- Exercise details
Please restate the following records word for word.

- Exercise data
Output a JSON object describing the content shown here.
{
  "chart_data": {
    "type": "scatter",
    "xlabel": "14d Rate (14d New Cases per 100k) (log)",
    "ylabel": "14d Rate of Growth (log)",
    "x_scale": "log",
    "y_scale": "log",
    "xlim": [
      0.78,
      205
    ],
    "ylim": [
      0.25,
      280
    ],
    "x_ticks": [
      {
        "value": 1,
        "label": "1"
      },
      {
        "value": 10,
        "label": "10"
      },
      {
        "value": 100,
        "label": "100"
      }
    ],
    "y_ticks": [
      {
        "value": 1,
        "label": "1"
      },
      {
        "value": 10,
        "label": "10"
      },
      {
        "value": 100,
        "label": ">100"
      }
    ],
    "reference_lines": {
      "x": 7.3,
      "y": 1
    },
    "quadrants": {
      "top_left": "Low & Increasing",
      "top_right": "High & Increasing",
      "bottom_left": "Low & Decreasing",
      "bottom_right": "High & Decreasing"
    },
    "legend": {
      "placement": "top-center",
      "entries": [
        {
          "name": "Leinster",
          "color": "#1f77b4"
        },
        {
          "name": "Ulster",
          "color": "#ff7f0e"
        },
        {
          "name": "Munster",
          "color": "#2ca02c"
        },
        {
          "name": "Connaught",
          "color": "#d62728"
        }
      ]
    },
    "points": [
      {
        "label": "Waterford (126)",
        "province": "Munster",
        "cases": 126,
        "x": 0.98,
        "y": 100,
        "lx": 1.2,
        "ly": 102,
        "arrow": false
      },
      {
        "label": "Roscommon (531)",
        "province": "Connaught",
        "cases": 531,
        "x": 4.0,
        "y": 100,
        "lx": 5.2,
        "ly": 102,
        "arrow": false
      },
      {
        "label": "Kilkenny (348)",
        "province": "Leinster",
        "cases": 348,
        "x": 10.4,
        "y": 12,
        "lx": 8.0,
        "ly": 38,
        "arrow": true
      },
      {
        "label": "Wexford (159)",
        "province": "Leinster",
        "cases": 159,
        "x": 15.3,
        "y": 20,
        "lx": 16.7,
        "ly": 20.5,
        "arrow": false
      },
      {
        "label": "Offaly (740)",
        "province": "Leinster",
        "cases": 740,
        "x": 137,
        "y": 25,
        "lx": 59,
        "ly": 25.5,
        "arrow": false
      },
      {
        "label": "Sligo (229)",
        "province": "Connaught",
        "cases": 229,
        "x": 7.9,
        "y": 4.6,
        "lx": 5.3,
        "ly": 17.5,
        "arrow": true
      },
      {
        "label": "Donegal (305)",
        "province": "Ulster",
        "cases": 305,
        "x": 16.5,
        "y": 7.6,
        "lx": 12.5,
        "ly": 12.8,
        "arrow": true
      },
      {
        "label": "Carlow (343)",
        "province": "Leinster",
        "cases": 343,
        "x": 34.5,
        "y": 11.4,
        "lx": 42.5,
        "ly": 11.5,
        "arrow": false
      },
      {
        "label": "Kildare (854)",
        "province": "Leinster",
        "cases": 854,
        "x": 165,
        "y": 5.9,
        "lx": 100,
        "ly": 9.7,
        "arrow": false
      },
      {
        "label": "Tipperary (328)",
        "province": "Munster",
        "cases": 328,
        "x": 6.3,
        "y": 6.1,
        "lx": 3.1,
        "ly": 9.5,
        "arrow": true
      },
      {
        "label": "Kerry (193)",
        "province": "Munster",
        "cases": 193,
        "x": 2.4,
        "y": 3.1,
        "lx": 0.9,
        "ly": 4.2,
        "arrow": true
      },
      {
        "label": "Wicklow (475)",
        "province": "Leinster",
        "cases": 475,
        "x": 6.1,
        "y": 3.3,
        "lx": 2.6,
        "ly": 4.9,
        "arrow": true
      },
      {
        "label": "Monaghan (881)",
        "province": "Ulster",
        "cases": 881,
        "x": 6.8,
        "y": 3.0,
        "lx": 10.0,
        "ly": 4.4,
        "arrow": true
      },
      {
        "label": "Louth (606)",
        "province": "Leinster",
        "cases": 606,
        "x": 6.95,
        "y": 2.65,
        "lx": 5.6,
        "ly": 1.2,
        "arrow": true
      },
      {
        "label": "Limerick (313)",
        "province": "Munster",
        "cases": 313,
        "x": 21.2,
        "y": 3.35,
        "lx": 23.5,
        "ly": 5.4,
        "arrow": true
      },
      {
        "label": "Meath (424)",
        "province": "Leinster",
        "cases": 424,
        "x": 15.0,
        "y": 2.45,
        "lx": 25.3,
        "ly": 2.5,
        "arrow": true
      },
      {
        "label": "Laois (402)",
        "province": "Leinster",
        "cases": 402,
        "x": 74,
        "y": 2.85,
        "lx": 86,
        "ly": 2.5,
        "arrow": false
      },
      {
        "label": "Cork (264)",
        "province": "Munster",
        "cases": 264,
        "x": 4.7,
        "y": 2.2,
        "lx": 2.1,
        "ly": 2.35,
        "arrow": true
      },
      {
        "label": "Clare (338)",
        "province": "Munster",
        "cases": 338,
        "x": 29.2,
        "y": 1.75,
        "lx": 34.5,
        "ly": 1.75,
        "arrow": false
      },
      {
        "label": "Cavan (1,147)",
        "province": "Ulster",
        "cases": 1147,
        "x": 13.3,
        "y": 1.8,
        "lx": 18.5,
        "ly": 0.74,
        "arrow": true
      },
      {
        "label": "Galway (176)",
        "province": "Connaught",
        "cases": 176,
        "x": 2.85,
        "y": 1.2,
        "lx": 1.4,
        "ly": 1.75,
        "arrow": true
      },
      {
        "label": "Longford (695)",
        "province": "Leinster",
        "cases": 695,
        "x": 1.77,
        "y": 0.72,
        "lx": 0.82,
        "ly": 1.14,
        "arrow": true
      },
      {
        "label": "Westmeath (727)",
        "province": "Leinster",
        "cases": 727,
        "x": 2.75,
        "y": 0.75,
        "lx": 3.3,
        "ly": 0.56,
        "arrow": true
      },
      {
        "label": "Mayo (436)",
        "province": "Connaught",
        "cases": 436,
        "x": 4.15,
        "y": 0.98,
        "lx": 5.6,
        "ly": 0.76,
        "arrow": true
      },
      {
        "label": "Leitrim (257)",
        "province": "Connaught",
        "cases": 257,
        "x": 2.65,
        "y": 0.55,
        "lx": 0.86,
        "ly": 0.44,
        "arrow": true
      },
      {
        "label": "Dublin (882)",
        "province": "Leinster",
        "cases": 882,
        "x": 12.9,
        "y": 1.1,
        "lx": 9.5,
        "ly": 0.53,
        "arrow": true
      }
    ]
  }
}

- Full output
Output a JSON object describing the content shown here.
{
  "chart_data": {
    "type": "scatter",
    "xlabel": "14d Rate (14d New Cases per 100k) (log)",
    "ylabel": "14d Rate of Growth (log)",
    "x_scale": "log",
    "y_scale": "log",
    "xlim": [
      0.78,
      205
    ],
    "ylim": [
      0.25,
      280
    ],
    "x_ticks": [
      {
        "value": 1,
        "label": "1"
      },
      {
        "value": 10,
        "label": "10"
      },
      {
        "value": 100,
        "label": "100"
      }
    ],
    "y_ticks": [
      {
        "value": 1,
        "label": "1"
      },
      {
        "value": 10,
        "label": "10"
      },
      {
        "value": 100,
        "label": ">100"
      }
    ],
    "reference_lines": {
      "x": 7.3,
      "y": 1
    },
    "quadrants": {
      "top_left": "Low & Increasing",
      "top_right": "High & Increasing",
      "bottom_left": "Low & Decreasing",
      "bottom_right": "High & Decreasing"
    },
    "legend": {
      "placement": "top-center",
      "entries": [
        {
          "name": "Leinster",
          "color": "#1f77b4"
        },
        {
          "name": "Ulster",
          "color": "#ff7f0e"
        },
        {
          "name": "Munster",
          "color": "#2ca02c"
        },
        {
          "name": "Connaught",
          "color": "#d62728"
        }
      ]
    },
    "points": [
      {
        "label": "Waterford (126)",
        "province": "Munster",
        "cases": 126,
        "x": 0.98,
        "y": 100,
        "lx": 1.2,
        "ly": 102,
        "arrow": false
      },
      {
        "label": "Roscommon (531)",
        "province": "Connaught",
        "cases": 531,
        "x": 4.0,
        "y": 100,
        "lx": 5.2,
        "ly": 102,
        "arrow": false
      },
      {
        "label": "Kilkenny (348)",
        "province": "Leinster",
        "cases": 348,
        "x": 10.4,
        "y": 12,
        "lx": 8.0,
        "ly": 38,
        "arrow": true
      },
      {
        "label": "Wexford (159)",
        "province": "Leinster",
        "cases": 159,
        "x": 15.3,
        "y": 20,
        "lx": 16.7,
        "ly": 20.5,
        "arrow": false
      },
      {
        "label": "Offaly (740)",
        "province": "Leinster",
        "cases": 740,
        "x": 137,
        "y": 25,
        "lx": 59,
        "ly": 25.5,
        "arrow": false
      },
      {
        "label": "Sligo (229)",
        "province": "Connaught",
        "cases": 229,
        "x": 7.9,
        "y": 4.6,
        "lx": 5.3,
        "ly": 17.5,
        "arrow": true
      },
      {
        "label": "Donegal (305)",
        "province": "Ulster",
        "cases": 305,
        "x": 16.5,
        "y": 7.6,
        "lx": 12.5,
        "ly": 12.8,
        "arrow": true
      },
      {
        "label": "Carlow (343)",
        "province": "Leinster",
        "cases": 343,
        "x": 34.5,
        "y": 11.4,
        "lx": 42.5,
        "ly": 11.5,
        "arrow": false
      },
      {
        "label": "Kildare (854)",
        "province": "Leinster",
        "cases": 854,
        "x": 165,
        "y": 5.9,
        "lx": 100,
        "ly": 9.7,
        "arrow": false
      },
      {
        "label": "Tipperary (328)",
        "province": "Munster",
        "cases": 328,
        "x": 6.3,
        "y": 6.1,
        "lx": 3.1,
        "ly": 9.5,
        "arrow": true
      },
      {
        "label": "Kerry (193)",
        "province": "Munster",
        "cases": 193,
        "x": 2.4,
        "y": 3.1,
        "lx": 0.9,
        "ly": 4.2,
        "arrow": true
      },
      {
        "label": "Wicklow (475)",
        "province": "Leinster",
        "cases": 475,
        "x": 6.1,
        "y": 3.3,
        "lx": 2.6,
        "ly": 4.9,
        "arrow": true
      },
      {
        "label": "Monaghan (881)",
        "province": "Ulster",
        "cases": 881,
        "x": 6.8,
        "y": 3.0,
        "lx": 10.0,
        "ly": 4.4,
        "arrow": true
      },
      {
        "label": "Louth (606)",
        "province": "Leinster",
        "cases": 606,
        "x": 6.95,
        "y": 2.65,
        "lx": 5.6,
        "ly": 1.2,
        "arrow": true
      },
      {
        "label": "Limerick (313)",
        "province": "Munster",
        "cases": 313,
        "x": 21.2,
        "y": 3.35,
        "lx": 23.5,
        "ly": 5.4,
        "arrow": true
      },
      {
        "label": "Meath (424)",
        "province": "Leinster",
        "cases": 424,
        "x": 15.0,
        "y": 2.45,
        "lx": 25.3,
        "ly": 2.5,
        "arrow": true
      },
      {
        "label": "Laois (402)",
        "province": "Leinster",
        "cases": 402,
        "x": 74,
        "y": 2.85,
        "lx": 86,
        "ly": 2.5,
        "arrow": false
      },
      {
        "label": "Cork (264)",
        "province": "Munster",
        "cases": 264,
        "x": 4.7,
        "y": 2.2,
        "lx": 2.1,
        "ly": 2.35,
        "arrow": true
      },
      {
        "label": "Clare (338)",
        "province": "Munster",
        "cases": 338,
        "x": 29.2,
        "y": 1.75,
        "lx": 34.5,
        "ly": 1.75,
        "arrow": false
      },
      {
        "label": "Cavan (1,147)",
        "province": "Ulster",
        "cases": 1147,
        "x": 13.3,
        "y": 1.8,
        "lx": 18.5,
        "ly": 0.74,
        "arrow": true
      },
      {
        "label": "Galway (176)",
        "province": "Connaught",
        "cases": 176,
        "x": 2.85,
        "y": 1.2,
        "lx": 1.4,
        "ly": 1.75,
        "arrow": true
      },
      {
        "label": "Longford (695)",
        "province": "Leinster",
        "cases": 695,
        "x": 1.77,
        "y": 0.72,
        "lx": 0.82,
        "ly": 1.14,
        "arrow": true
      },
      {
        "label": "Westmeath (727)",
        "province": "Leinster",
        "cases": 727,
        "x": 2.75,
        "y": 0.75,
        "lx": 3.3,
        "ly": 0.56,
        "arrow": true
      },
      {
        "label": "Mayo (436)",
        "province": "Connaught",
        "cases": 436,
        "x": 4.15,
        "y": 0.98,
        "lx": 5.6,
        "ly": 0.76,
        "arrow": true
      },
      {
        "label": "Leitrim (257)",
        "province": "Connaught",
        "cases": 257,
        "x": 2.65,
        "y": 0.55,
        "lx": 0.86,
        "ly": 0.44,
        "arrow": true
      },
      {
        "label": "Dublin (882)",
        "province": "Leinster",
        "cases": 882,
        "x": 12.9,
        "y": 1.1,
        "lx": 9.5,
        "ly": 0.53,
        "arrow": true
      }
    ]
  }
}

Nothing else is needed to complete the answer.